**Seçilen bölüm:**
+++++
Gazeteci-yazar,
tarihçi, şair (D. 1933, Akçaabat / Trabzon – Ö. 6 Mayıs 2019, İstanbul). Okula
başlamadan önce Kur’an dersleri aldı. İlköğrenimini Akçaabat Merkez İlkokulunda
tamamladı. Akçaabat Ortaokuluna kaydolduğu yıl (1947) Necip Fazıl’ın Büyük
Doğu dergisiyle tanışması hayatının önemli bir kavşağı oldu. Bu okulun
ikinci sınıfında Mustafa Kemal (Atatürk) hakkında arkadaşlarıyla tartışınca bir
süre okuldan uzaklaştırıldı. Trabzon Lisesi ve Trabzon Öğretmen Okulunda bazı
milliyetçi arkadaşlar edindi. Bunlar vasıtasıyla Sebilürreşad ve Serdengeçti
dergilerinden haberdar oldu.
+++++
**Kaynak malzeme:**
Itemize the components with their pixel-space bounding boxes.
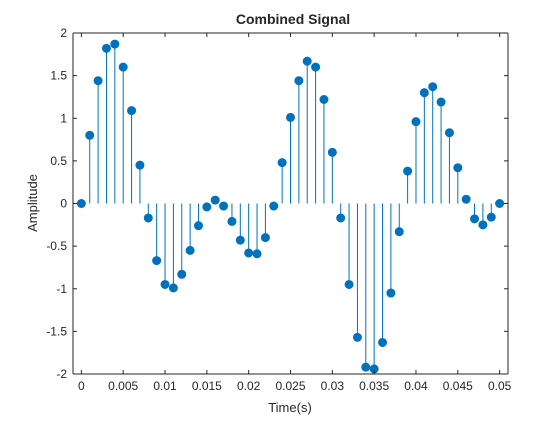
+++++
Seçilen bölümde adı geçen okulların hepsini sıralayın. Yalnızca seçilen bölümdeki bilgilere dayanın.

**Alıştırma çıktısı:**
Akçaabat Merkez İlkokulu
Akçaabat Ortaokulu
Trabzon Lisesi
Trabzon Öğretmen Okulu